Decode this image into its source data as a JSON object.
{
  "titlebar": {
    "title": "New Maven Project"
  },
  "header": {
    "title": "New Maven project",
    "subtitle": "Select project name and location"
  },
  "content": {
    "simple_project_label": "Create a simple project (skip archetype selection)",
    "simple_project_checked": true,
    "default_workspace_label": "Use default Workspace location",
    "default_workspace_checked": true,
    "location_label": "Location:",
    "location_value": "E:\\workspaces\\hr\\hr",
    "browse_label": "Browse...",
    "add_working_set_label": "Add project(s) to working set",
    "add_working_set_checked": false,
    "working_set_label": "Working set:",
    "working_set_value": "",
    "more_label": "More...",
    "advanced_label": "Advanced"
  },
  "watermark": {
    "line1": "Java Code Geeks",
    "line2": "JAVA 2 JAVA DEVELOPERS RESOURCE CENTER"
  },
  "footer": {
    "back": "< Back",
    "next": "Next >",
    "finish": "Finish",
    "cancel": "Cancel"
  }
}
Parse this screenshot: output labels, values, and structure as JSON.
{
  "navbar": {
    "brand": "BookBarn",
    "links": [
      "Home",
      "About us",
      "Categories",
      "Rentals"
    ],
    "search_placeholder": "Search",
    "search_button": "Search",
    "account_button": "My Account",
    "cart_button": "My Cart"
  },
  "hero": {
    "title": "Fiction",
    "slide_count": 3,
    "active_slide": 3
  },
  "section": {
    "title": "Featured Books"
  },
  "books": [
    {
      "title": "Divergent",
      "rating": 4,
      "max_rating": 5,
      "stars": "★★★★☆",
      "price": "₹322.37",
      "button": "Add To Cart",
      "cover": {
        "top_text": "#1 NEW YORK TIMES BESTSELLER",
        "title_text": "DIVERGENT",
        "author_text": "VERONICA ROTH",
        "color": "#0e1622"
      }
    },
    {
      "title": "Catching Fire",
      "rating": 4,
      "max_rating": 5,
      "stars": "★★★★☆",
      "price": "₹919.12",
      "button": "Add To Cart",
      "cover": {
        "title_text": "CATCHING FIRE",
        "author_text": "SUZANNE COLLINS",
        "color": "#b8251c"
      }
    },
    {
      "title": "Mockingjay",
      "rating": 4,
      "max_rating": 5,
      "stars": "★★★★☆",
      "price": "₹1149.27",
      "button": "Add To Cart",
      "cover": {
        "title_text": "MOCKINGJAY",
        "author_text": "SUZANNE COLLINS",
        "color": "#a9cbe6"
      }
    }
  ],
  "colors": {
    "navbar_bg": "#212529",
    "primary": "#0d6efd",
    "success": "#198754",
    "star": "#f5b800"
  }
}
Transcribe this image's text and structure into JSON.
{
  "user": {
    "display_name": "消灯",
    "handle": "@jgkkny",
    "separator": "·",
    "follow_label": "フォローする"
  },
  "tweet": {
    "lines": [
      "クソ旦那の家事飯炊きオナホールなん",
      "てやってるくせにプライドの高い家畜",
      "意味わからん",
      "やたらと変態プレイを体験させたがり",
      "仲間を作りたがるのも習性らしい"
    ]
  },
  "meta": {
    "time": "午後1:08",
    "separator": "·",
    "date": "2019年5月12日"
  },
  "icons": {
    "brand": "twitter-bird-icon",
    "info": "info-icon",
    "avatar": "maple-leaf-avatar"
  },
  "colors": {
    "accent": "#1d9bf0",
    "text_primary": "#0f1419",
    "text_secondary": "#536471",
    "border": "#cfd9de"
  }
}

▶ **What you are asked to do**
All of the entries need to be reproduced exactly; please write them out.

▶ **Answer to this task**
Decode this image into its source data as a JSON object.
{
  "titlebar": {
    "title": "New Maven Project"
  },
  "header": {
    "title": "New Maven project",
    "subtitle": "Select project name and location"
  },
  "content": {
    "simple_project_label": "Create a simple project (skip archetype selection)",
    "simple_project_checked": true,
    "default_workspace_label": "Use default Workspace location",
    "default_workspace_checked": true,
    "location_label": "Location:",
    "location_value": "E:\\workspaces\\hr\\hr",
    "browse_label": "Browse...",
    "add_working_set_label": "Add project(s) to working set",
    "add_working_set_checked": false,
    "working_set_label": "Working set:",
    "working_set_value": "",
    "more_label": "More...",
    "advanced_label": "Advanced"
  },
  "watermark": {
    "line1": "Java Code Geeks",
    "line2": "JAVA 2 JAVA DEVELOPERS RESOURCE CENTER"
  },
  "footer": {
    "back": "< Back",
    "next": "Next >",
    "finish": "Finish",
    "cancel": "Cancel"
  }
}
Parse this screenshot: output labels, values, and structure as JSON.
{
  "navbar": {
    "brand": "BookBarn",
    "links": [
      "Home",
      "About us",
      "Categories",
      "Rentals"
    ],
    "search_placeholder": "Search",
    "search_button": "Search",
    "account_button": "My Account",
    "cart_button": "My Cart"
  },
  "hero": {
    "title": "Fiction",
    "slide_count": 3,
    "active_slide": 3
  },
  "section": {
    "title": "Featured Books"
  },
  "books": [
    {
      "title": "Divergent",
      "rating": 4,
      "max_rating": 5,
      "stars": "★★★★☆",
      "price": "₹322.37",
      "button": "Add To Cart",
      "cover": {
        "top_text": "#1 NEW YORK TIMES BESTSELLER",
        "title_text": "DIVERGENT",
        "author_text": "VERONICA ROTH",
        "color": "#0e1622"
      }
    },
    {
      "title": "Catching Fire",
      "rating": 4,
      "max_rating": 5,
      "stars": "★★★★☆",
      "price": "₹919.12",
      "button": "Add To Cart",
      "cover": {
        "title_text": "CATCHING FIRE",
        "author_text": "SUZANNE COLLINS",
        "color": "#b8251c"
      }
    },
    {
      "title": "Mockingjay",
      "rating": 4,
      "max_rating": 5,
      "stars": "★★★★☆",
      "price": "₹1149.27",
      "button": "Add To Cart",
      "cover": {
        "title_text": "MOCKINGJAY",
        "author_text": "SUZANNE COLLINS",
        "color": "#a9cbe6"
      }
    }
  ],
  "colors": {
    "navbar_bg": "#212529",
    "primary": "#0d6efd",
    "success": "#198754",
    "star": "#f5b800"
  }
}
Transcribe this image's text and structure into JSON.
{
  "user": {
    "display_name": "消灯",
    "handle": "@jgkkny",
    "separator": "·",
    "follow_label": "フォローする"
  },
  "tweet": {
    "lines": [
      "クソ旦那の家事飯炊きオナホールなん",
      "てやってるくせにプライドの高い家畜",
      "意味わからん",
      "やたらと変態プレイを体験させたがり",
      "仲間を作りたがるのも習性らしい"
    ]
  },
  "meta": {
    "time": "午後1:08",
    "separator": "·",
    "date": "2019年5月12日"
  },
  "icons": {
    "brand": "twitter-bird-icon",
    "info": "info-icon",
    "avatar": "maple-leaf-avatar"
  },
  "colors": {
    "accent": "#1d9bf0",
    "text_primary": "#0f1419",
    "text_secondary": "#536471",
    "border": "#cfd9de"
  }
}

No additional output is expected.